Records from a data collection

───

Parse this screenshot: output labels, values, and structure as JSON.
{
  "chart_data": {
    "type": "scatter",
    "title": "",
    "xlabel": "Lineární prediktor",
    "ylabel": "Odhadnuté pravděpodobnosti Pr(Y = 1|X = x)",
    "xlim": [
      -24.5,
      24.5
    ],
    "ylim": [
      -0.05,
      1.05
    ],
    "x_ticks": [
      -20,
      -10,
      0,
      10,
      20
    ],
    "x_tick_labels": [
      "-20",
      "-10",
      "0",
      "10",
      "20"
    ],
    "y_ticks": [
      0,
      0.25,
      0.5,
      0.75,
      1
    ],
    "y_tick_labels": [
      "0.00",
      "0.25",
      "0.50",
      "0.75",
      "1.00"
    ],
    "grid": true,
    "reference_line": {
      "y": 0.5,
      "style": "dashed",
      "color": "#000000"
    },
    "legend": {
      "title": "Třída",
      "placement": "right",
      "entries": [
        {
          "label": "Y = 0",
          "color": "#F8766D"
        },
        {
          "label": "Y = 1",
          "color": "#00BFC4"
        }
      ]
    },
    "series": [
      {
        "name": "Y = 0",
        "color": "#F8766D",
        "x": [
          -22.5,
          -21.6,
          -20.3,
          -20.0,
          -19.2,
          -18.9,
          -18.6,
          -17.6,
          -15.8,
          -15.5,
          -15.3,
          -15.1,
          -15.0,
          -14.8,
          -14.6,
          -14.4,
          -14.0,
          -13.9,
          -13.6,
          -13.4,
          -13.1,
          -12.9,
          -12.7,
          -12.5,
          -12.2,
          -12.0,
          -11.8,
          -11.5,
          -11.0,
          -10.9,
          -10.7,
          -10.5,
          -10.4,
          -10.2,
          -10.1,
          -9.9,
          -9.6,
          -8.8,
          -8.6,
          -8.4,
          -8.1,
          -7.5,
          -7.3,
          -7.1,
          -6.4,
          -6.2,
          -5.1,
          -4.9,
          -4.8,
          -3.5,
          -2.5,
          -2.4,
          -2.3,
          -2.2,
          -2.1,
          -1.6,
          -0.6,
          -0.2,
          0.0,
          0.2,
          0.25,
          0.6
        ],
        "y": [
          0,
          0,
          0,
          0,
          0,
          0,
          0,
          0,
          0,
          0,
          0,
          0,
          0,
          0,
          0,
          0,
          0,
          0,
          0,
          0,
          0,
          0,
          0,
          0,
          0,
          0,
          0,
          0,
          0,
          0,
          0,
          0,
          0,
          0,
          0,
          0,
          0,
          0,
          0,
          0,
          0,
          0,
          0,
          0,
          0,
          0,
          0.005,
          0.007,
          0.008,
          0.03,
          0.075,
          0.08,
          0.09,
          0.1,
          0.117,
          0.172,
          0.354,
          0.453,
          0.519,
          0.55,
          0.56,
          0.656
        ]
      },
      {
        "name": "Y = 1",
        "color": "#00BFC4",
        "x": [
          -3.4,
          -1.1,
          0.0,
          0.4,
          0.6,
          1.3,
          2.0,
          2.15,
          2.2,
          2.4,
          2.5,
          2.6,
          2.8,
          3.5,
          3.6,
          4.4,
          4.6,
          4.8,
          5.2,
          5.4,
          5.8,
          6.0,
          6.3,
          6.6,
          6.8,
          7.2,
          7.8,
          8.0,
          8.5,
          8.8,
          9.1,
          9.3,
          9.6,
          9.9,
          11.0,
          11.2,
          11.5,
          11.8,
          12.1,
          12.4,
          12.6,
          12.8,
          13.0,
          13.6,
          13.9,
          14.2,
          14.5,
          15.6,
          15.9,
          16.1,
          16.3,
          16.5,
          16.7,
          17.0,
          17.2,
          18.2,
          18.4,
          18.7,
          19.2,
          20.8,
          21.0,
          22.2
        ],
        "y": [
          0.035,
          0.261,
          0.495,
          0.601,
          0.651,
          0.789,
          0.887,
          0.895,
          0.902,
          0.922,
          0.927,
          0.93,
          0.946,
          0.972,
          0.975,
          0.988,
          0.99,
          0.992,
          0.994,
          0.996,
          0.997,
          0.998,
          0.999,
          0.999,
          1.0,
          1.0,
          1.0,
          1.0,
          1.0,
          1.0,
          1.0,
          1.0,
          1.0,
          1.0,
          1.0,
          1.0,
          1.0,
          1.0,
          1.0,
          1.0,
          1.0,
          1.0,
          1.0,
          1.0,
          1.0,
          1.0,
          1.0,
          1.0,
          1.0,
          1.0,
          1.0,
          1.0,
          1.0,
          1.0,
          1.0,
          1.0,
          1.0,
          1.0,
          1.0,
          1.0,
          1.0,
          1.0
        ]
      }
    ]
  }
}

───

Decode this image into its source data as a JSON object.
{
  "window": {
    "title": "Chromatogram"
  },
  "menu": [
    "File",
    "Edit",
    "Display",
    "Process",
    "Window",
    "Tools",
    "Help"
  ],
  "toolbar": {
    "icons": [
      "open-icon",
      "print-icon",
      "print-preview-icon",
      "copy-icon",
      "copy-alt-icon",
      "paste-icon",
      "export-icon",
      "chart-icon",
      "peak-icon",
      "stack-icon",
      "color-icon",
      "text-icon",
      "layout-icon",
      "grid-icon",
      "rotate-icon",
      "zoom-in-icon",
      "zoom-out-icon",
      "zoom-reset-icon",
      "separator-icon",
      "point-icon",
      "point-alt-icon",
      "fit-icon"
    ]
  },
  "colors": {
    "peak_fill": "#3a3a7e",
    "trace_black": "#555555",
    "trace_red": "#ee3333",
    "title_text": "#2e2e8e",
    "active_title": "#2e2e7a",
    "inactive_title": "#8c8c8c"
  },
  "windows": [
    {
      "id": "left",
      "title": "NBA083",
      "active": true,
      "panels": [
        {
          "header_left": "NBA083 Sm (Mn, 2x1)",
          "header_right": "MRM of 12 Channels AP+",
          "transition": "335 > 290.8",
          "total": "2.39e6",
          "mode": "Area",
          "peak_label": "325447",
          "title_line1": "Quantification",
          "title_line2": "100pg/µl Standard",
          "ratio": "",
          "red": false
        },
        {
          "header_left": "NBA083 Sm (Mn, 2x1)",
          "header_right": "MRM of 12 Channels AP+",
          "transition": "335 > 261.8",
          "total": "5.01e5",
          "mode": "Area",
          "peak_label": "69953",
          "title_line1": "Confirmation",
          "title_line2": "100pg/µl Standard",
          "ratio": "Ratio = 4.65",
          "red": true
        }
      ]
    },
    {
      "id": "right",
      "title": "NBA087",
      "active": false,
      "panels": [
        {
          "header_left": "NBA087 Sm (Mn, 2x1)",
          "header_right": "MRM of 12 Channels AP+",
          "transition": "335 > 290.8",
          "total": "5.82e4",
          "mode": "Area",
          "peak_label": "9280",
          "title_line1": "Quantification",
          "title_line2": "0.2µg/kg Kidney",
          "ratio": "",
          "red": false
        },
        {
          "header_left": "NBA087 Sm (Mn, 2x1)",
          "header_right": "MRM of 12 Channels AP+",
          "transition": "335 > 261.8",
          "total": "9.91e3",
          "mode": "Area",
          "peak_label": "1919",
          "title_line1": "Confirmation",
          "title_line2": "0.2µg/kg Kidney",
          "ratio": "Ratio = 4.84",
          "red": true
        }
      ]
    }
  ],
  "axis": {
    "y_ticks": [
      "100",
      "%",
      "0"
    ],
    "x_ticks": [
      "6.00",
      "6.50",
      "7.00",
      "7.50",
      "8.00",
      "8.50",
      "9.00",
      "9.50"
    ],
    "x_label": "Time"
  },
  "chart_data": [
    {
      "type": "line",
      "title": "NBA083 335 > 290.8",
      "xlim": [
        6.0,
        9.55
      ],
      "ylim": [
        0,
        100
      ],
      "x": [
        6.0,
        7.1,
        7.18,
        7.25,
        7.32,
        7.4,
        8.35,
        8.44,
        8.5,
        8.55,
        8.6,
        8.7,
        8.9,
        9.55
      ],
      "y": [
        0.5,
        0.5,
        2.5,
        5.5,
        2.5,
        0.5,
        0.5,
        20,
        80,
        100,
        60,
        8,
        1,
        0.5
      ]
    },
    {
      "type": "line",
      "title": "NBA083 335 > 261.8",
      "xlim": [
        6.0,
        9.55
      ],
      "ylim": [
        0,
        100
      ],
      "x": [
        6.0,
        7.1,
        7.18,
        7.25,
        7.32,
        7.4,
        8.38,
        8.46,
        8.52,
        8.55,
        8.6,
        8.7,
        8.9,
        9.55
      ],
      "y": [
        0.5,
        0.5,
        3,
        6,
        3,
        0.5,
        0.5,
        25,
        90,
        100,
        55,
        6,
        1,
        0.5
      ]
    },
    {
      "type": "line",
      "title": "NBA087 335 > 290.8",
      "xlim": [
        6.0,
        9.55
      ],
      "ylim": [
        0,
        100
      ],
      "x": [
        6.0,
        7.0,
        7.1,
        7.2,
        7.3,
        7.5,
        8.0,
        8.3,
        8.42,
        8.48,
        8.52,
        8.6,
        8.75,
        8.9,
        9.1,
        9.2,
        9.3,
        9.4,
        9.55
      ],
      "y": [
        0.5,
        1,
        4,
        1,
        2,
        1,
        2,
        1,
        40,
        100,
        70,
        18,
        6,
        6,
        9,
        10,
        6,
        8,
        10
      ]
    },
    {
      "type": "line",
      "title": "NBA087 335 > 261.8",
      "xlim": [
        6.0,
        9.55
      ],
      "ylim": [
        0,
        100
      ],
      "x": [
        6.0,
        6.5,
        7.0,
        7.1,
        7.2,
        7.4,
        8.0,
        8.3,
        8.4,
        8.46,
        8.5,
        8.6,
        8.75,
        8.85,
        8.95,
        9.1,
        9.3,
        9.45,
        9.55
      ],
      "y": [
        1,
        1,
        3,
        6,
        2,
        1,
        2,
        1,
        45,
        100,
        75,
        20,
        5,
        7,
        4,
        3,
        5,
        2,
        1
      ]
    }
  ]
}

───

Task requirements: Find the string "JSON" in the entries above and return each line that holds it.

Reply:
Parse this screenshot: output labels, values, and structure as JSON.
Decode this image into its source data as a JSON object.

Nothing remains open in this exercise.